(Task directions): Gather all lines in the data that hold the string "premises".

■ ■ ■ ■ ■ ■ ■

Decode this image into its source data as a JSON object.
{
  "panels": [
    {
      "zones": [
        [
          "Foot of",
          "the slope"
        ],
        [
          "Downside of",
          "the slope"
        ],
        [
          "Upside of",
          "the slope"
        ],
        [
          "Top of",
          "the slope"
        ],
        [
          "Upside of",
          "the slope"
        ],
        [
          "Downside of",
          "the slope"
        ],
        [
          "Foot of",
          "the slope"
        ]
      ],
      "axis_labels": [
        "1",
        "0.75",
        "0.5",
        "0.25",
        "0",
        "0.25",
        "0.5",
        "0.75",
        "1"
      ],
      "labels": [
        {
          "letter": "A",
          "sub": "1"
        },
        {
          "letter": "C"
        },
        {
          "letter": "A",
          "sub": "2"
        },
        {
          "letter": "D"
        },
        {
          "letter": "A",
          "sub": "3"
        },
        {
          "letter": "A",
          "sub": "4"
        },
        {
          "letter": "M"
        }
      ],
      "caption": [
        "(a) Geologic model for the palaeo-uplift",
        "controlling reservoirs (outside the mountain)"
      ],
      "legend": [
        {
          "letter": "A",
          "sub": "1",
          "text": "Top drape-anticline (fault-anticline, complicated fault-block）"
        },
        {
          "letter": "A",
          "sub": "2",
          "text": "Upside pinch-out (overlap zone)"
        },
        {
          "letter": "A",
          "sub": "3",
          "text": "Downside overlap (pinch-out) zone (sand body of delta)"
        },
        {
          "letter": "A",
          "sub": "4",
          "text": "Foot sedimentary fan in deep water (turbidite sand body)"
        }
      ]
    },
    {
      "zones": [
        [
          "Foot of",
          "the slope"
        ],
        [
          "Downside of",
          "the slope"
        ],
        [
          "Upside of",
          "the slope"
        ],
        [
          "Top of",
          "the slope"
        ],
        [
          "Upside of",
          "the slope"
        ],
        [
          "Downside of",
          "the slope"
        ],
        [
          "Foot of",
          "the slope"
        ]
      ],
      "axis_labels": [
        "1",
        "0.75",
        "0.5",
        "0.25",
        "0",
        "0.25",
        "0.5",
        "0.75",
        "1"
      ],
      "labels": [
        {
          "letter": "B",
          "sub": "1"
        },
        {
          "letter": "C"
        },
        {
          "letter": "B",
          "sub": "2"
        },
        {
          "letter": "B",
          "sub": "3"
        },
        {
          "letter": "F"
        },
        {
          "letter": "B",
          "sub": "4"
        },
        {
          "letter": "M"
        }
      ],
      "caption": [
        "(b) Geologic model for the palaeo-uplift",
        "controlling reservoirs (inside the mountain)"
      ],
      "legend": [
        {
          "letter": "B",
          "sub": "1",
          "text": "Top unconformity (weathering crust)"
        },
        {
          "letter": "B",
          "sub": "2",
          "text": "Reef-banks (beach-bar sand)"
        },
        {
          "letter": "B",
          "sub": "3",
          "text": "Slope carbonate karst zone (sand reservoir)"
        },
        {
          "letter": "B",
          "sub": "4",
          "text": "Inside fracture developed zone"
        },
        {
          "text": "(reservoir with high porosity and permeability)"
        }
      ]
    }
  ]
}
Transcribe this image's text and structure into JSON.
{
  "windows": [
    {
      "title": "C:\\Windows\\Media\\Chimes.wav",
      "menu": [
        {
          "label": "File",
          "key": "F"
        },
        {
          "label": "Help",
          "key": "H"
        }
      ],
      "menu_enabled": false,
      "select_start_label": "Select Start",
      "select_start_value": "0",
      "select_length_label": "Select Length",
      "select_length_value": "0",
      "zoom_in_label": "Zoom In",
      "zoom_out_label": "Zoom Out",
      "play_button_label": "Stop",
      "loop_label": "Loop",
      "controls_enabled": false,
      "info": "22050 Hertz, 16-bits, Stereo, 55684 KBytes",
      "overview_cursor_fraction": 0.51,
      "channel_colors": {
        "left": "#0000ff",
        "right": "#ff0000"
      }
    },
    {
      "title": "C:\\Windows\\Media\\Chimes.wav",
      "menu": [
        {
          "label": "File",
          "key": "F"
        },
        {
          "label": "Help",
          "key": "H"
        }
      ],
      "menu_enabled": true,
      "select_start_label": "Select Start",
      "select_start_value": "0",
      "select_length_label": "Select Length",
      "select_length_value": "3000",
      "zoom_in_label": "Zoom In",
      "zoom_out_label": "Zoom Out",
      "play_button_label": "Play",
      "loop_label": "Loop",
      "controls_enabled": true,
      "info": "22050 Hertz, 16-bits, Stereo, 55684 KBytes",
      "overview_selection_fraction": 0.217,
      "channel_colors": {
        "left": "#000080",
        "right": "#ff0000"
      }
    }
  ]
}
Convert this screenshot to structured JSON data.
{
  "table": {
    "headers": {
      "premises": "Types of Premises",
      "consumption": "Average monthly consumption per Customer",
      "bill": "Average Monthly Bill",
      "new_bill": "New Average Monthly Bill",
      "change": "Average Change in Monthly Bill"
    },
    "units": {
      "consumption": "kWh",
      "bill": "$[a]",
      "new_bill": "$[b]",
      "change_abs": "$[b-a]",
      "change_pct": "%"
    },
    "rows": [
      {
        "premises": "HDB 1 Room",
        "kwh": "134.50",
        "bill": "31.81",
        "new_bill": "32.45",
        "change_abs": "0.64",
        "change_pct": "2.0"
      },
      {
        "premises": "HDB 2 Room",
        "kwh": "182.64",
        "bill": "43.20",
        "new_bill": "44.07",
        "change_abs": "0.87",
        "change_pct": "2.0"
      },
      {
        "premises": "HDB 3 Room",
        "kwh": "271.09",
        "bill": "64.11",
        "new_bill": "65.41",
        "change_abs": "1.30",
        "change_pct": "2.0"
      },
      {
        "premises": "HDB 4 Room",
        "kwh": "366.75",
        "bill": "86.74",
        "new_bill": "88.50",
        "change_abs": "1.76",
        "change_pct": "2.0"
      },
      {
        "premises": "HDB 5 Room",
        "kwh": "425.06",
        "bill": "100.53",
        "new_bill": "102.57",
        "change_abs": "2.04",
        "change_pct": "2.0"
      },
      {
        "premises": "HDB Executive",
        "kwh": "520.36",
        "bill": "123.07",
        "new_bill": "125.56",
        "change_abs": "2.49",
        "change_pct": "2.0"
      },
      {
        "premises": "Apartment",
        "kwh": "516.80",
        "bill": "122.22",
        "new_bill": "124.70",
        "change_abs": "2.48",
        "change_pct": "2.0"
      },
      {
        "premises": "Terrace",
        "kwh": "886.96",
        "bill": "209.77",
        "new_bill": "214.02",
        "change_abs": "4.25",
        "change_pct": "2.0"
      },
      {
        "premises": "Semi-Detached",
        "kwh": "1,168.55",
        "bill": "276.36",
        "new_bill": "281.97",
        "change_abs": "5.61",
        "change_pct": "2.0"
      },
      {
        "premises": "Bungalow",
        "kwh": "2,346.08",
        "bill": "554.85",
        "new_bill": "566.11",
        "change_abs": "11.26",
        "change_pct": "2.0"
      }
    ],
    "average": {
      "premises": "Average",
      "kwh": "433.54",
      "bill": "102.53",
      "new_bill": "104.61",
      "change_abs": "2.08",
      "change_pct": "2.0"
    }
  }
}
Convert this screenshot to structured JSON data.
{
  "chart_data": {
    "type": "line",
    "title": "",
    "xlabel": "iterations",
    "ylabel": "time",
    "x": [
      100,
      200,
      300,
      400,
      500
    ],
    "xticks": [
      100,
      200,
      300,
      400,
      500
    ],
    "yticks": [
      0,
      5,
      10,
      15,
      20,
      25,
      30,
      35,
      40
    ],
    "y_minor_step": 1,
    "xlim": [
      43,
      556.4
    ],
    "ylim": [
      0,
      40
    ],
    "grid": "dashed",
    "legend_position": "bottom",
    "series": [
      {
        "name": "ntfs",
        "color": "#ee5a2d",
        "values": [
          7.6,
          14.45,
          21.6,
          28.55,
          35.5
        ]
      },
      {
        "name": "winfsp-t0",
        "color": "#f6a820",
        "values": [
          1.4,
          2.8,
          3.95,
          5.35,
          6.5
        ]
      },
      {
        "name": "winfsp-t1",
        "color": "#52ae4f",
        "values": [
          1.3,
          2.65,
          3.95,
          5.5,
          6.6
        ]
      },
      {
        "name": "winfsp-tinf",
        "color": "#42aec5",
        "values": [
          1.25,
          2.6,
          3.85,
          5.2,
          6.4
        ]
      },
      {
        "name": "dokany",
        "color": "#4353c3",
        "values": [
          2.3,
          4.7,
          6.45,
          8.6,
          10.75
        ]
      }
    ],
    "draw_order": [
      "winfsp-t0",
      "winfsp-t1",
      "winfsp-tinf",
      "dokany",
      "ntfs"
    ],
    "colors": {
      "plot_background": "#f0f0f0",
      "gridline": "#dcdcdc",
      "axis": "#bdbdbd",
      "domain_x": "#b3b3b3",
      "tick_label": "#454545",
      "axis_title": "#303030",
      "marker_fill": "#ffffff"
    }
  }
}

■ ■ ■ ■ ■ ■ ■

(Response to the exercise):
      "premises": "Types of Premises",
        "premises": "HDB 1 Room",
        "premises": "HDB 2 Room",
        "premises": "HDB 3 Room",
        "premises": "HDB 4 Room",
        "premises": "HDB 5 Room",
        "premises": "HDB Executive",
        "premises": "Apartment",
        "premises": "Terrace",
        "premises": "Semi-Detached",
        "premises": "Bungalow",
      "premises": "Average",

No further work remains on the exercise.